What the exercise asks
Output every entry exactly as written, but omit the pictures.

Some records
* Begin *
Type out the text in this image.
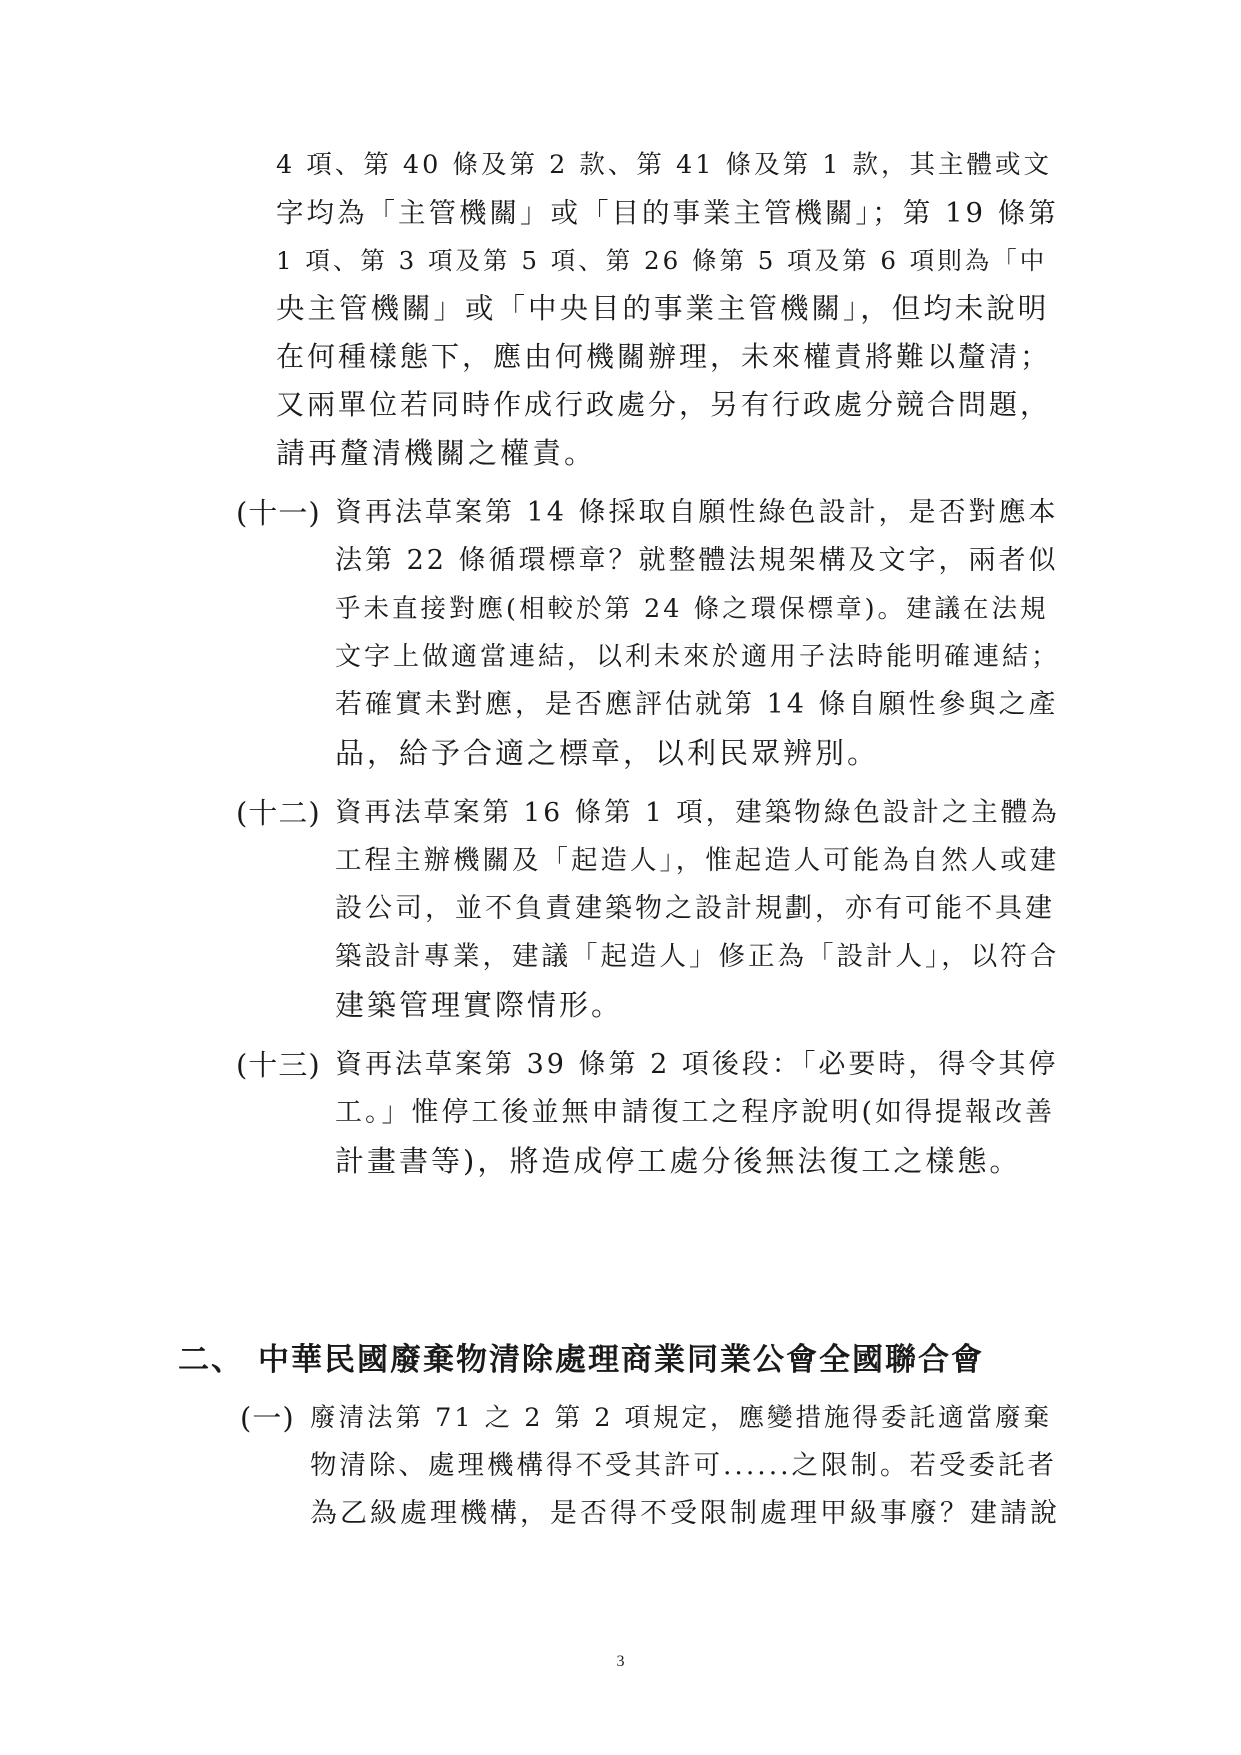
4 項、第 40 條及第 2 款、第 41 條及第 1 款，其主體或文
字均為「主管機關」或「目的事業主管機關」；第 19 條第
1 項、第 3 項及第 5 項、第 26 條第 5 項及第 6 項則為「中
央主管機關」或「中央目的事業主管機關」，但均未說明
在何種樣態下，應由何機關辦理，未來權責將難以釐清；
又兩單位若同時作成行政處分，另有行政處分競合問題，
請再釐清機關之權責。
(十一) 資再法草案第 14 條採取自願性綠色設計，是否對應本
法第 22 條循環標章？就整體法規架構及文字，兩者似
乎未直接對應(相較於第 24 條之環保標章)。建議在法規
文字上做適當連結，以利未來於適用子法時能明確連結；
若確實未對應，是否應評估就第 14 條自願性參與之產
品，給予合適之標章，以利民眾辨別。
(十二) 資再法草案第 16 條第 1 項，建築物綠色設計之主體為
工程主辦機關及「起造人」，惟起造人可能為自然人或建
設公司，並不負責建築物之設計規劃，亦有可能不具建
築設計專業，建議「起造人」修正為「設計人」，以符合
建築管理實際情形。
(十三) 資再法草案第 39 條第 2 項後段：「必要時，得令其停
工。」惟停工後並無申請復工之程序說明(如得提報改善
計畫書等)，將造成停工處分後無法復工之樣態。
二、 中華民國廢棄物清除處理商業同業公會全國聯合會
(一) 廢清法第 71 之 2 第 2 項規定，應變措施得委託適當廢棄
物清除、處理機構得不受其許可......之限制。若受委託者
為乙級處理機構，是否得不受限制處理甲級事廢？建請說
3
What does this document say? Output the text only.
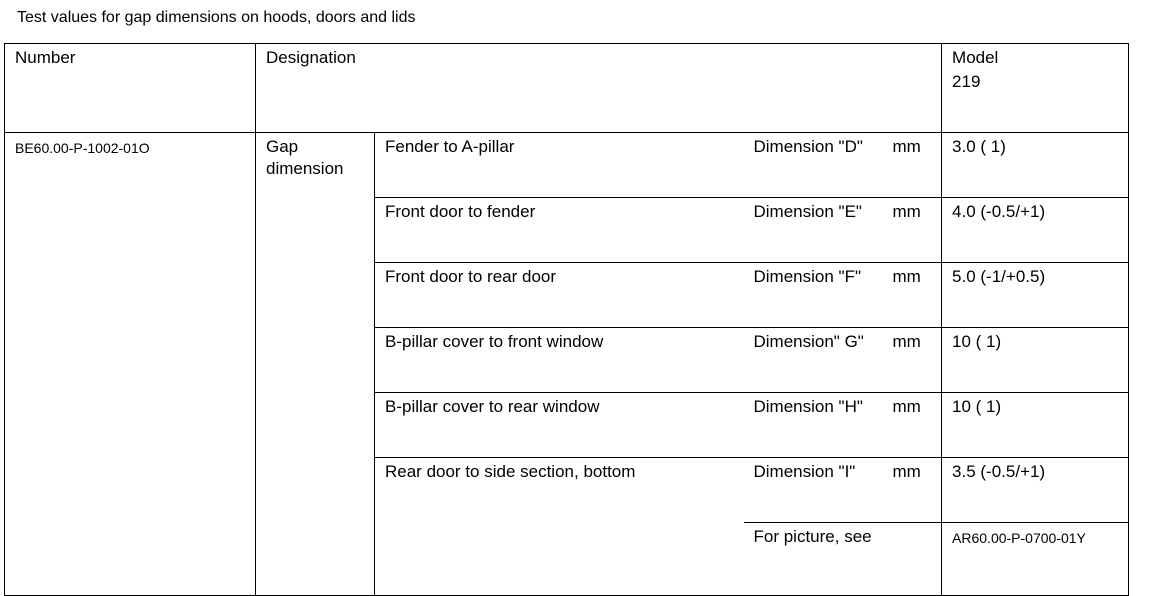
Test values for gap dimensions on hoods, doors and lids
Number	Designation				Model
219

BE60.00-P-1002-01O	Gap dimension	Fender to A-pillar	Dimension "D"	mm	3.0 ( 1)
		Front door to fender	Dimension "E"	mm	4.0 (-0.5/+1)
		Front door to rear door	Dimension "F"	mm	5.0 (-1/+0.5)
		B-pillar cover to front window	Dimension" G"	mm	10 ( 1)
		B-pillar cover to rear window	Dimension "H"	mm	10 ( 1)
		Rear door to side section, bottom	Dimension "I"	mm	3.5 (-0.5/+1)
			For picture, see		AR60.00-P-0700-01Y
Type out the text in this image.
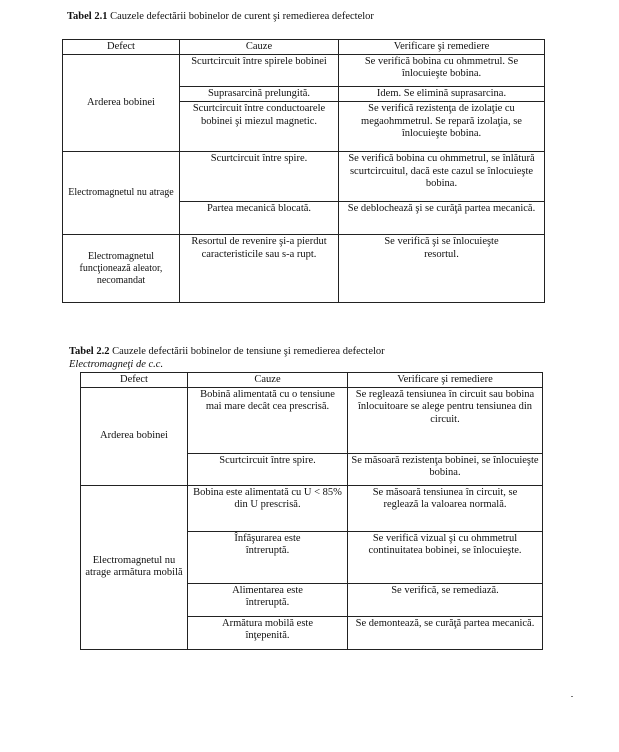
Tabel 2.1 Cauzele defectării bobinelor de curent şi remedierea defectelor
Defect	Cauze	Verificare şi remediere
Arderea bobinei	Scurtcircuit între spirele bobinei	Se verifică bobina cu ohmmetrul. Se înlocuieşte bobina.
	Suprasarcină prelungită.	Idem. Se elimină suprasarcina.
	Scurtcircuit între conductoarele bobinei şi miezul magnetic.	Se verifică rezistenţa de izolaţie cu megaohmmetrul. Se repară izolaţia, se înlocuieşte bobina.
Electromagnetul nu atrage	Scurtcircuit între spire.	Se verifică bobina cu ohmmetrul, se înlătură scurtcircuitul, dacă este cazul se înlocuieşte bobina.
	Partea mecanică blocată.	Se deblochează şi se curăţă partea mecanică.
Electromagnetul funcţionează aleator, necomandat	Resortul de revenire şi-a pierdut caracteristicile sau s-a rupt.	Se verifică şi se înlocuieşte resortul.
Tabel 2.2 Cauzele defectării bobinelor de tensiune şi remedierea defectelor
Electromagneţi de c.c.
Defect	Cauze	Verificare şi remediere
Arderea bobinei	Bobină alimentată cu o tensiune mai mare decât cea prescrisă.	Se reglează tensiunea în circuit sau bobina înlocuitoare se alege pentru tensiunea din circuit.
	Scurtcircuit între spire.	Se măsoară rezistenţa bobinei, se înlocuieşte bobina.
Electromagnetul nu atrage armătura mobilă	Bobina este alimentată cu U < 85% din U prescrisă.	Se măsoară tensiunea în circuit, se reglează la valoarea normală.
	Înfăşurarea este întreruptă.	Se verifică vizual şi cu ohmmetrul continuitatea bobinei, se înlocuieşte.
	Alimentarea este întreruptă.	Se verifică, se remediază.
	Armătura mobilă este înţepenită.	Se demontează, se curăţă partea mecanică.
* End *
Task solution
Type out the text in this image.
4 項、第 40 條及第 2 款、第 41 條及第 1 款，其主體或文
字均為「主管機關」或「目的事業主管機關」；第 19 條第
1 項、第 3 項及第 5 項、第 26 條第 5 項及第 6 項則為「中
央主管機關」或「中央目的事業主管機關」，但均未說明
在何種樣態下，應由何機關辦理，未來權責將難以釐清；
又兩單位若同時作成行政處分，另有行政處分競合問題，
請再釐清機關之權責。
(十一) 資再法草案第 14 條採取自願性綠色設計，是否對應本
法第 22 條循環標章？就整體法規架構及文字，兩者似
乎未直接對應(相較於第 24 條之環保標章)。建議在法規
文字上做適當連結，以利未來於適用子法時能明確連結；
若確實未對應，是否應評估就第 14 條自願性參與之產
品，給予合適之標章，以利民眾辨別。
(十二) 資再法草案第 16 條第 1 項，建築物綠色設計之主體為
工程主辦機關及「起造人」，惟起造人可能為自然人或建
設公司，並不負責建築物之設計規劃，亦有可能不具建
築設計專業，建議「起造人」修正為「設計人」，以符合
建築管理實際情形。
(十三) 資再法草案第 39 條第 2 項後段：「必要時，得令其停
工。」惟停工後並無申請復工之程序說明(如得提報改善
計畫書等)，將造成停工處分後無法復工之樣態。
二、 中華民國廢棄物清除處理商業同業公會全國聯合會
(一) 廢清法第 71 之 2 第 2 項規定，應變措施得委託適當廢棄
物清除、處理機構得不受其許可......之限制。若受委託者
為乙級處理機構，是否得不受限制處理甲級事廢？建請說
3
What does this document say? Output the text only.
Test values for gap dimensions on hoods, doors and lids
Number	Designation				Model
219

BE60.00-P-1002-01O	Gap dimension	Fender to A-pillar	Dimension "D"	mm	3.0 ( 1)
		Front door to fender	Dimension "E"	mm	4.0 (-0.5/+1)
		Front door to rear door	Dimension "F"	mm	5.0 (-1/+0.5)
		B-pillar cover to front window	Dimension" G"	mm	10 ( 1)
		B-pillar cover to rear window	Dimension "H"	mm	10 ( 1)
		Rear door to side section, bottom	Dimension "I"	mm	3.5 (-0.5/+1)
			For picture, see		AR60.00-P-0700-01Y
Type out the text in this image.
Tabel 2.1 Cauzele defectării bobinelor de curent şi remedierea defectelor
Defect	Cauze	Verificare şi remediere
Arderea bobinei	Scurtcircuit între spirele bobinei	Se verifică bobina cu ohmmetrul. Se înlocuieşte bobina.
	Suprasarcină prelungită.	Idem. Se elimină suprasarcina.
	Scurtcircuit între conductoarele bobinei şi miezul magnetic.	Se verifică rezistenţa de izolaţie cu megaohmmetrul. Se repară izolaţia, se înlocuieşte bobina.
Electromagnetul nu atrage	Scurtcircuit între spire.	Se verifică bobina cu ohmmetrul, se înlătură scurtcircuitul, dacă este cazul se înlocuieşte bobina.
	Partea mecanică blocată.	Se deblochează şi se curăţă partea mecanică.
Electromagnetul funcţionează aleator, necomandat	Resortul de revenire şi-a pierdut caracteristicile sau s-a rupt.	Se verifică şi se înlocuieşte resortul.
Tabel 2.2 Cauzele defectării bobinelor de tensiune şi remedierea defectelor
Electromagneţi de c.c.
Defect	Cauze	Verificare şi remediere
Arderea bobinei	Bobină alimentată cu o tensiune mai mare decât cea prescrisă.	Se reglează tensiunea în circuit sau bobina înlocuitoare se alege pentru tensiunea din circuit.
	Scurtcircuit între spire.	Se măsoară rezistenţa bobinei, se înlocuieşte bobina.
Electromagnetul nu atrage armătura mobilă	Bobina este alimentată cu U < 85% din U prescrisă.	Se măsoară tensiunea în circuit, se reglează la valoarea normală.
	Înfăşurarea este întreruptă.	Se verifică vizual şi cu ohmmetrul continuitatea bobinei, se înlocuieşte.
	Alimentarea este întreruptă.	Se verifică, se remediază.
	Armătura mobilă este înţepenită.	Se demontează, se curăţă partea mecanică.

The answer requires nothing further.